→ **Your objective**:
Select all lines holding the word "Mortgages" from the entries that follow.

***** Given data

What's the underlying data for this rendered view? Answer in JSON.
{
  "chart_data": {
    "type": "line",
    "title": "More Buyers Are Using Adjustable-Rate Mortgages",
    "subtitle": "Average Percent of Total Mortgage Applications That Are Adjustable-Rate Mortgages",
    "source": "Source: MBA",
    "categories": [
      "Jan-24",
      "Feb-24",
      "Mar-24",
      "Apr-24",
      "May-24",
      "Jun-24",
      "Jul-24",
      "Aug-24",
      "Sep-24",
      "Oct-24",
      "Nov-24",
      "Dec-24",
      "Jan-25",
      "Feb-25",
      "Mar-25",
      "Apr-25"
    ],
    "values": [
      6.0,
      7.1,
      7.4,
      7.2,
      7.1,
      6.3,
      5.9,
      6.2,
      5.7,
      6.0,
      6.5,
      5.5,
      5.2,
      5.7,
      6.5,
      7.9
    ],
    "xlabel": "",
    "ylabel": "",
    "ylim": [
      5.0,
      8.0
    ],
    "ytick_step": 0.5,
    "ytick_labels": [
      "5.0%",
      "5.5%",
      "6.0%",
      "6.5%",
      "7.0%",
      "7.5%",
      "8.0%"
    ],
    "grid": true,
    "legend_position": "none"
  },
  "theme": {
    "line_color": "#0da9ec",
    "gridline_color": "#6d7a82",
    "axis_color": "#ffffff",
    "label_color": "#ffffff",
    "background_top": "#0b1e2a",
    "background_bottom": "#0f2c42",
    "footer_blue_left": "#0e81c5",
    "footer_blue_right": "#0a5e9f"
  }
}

**********

→ **Exercise solution**:
    "title": "More Buyers Are Using Adjustable-Rate Mortgages",
    "subtitle": "Average Percent of Total Mortgage Applications That Are Adjustable-Rate Mortgages",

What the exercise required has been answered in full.